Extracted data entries
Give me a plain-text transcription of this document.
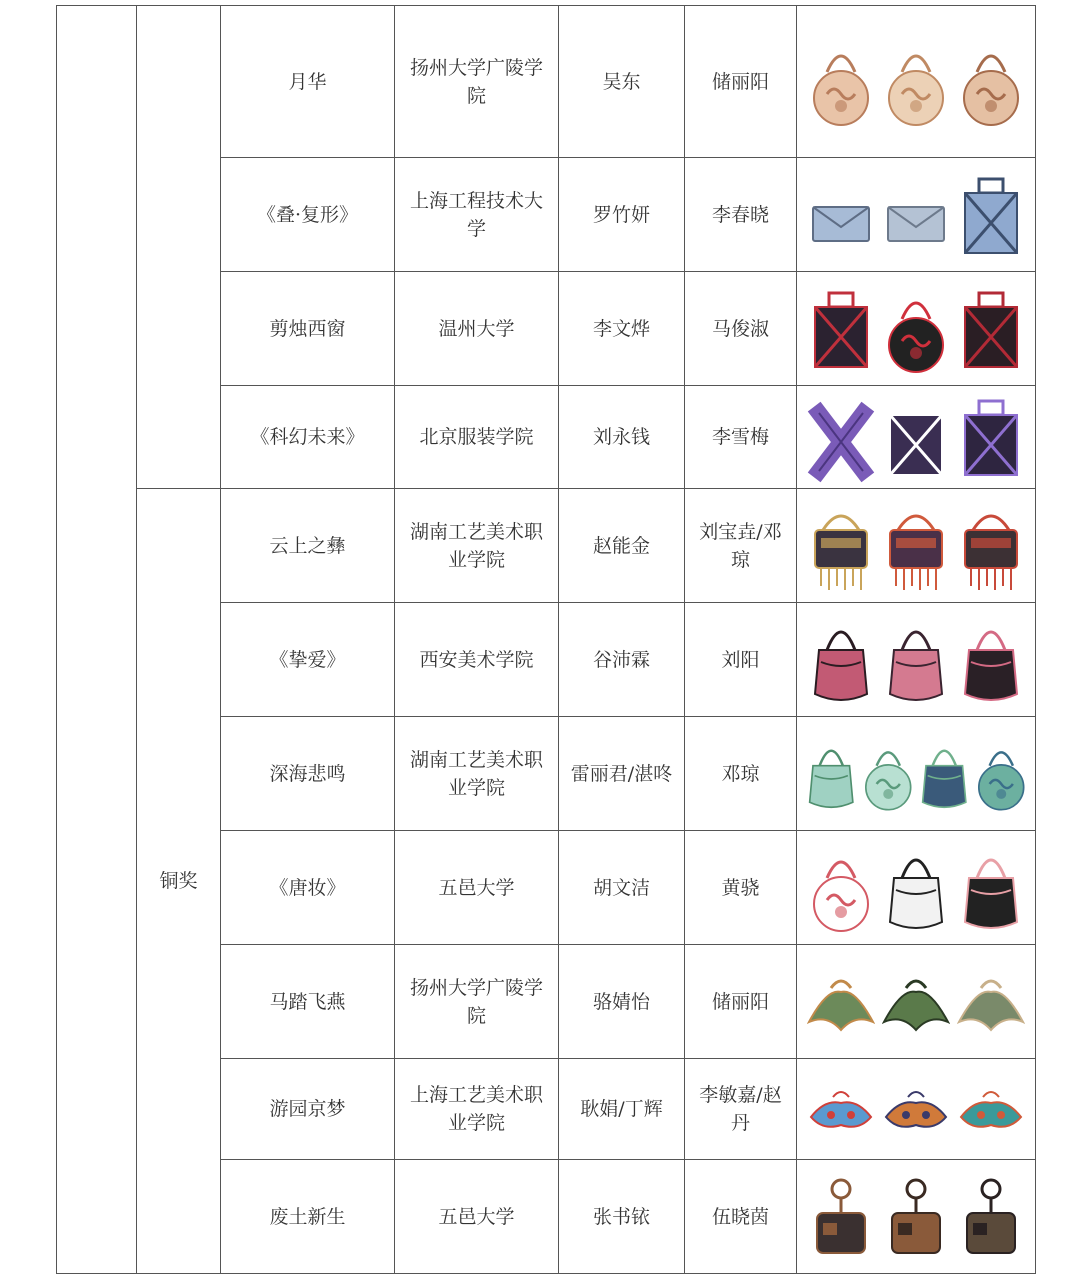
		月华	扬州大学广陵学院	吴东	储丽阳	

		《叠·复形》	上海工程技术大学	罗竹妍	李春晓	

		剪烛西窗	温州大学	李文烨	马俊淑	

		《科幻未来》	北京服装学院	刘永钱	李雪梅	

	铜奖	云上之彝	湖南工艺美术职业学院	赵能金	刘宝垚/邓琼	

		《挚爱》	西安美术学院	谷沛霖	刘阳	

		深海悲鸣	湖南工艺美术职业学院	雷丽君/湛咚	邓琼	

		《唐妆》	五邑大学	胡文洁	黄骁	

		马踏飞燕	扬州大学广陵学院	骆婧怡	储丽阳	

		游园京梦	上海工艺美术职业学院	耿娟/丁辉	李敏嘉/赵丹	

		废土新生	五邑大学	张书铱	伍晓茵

> **The exercise**
Give the entries again word for word, but skip the pictures.

> **Exercise answer**
Give me a plain-text transcription of this document.
		月华	扬州大学广陵学院	吴东	储丽阳	

		《叠·复形》	上海工程技术大学	罗竹妍	李春晓	

		剪烛西窗	温州大学	李文烨	马俊淑	

		《科幻未来》	北京服装学院	刘永钱	李雪梅	

	铜奖	云上之彝	湖南工艺美术职业学院	赵能金	刘宝垚/邓琼	

		《挚爱》	西安美术学院	谷沛霖	刘阳	

		深海悲鸣	湖南工艺美术职业学院	雷丽君/湛咚	邓琼	

		《唐妆》	五邑大学	胡文洁	黄骁	

		马踏飞燕	扬州大学广陵学院	骆婧怡	储丽阳	

		游园京梦	上海工艺美术职业学院	耿娟/丁辉	李敏嘉/赵丹	

		废土新生	五邑大学	张书铱	伍晓茵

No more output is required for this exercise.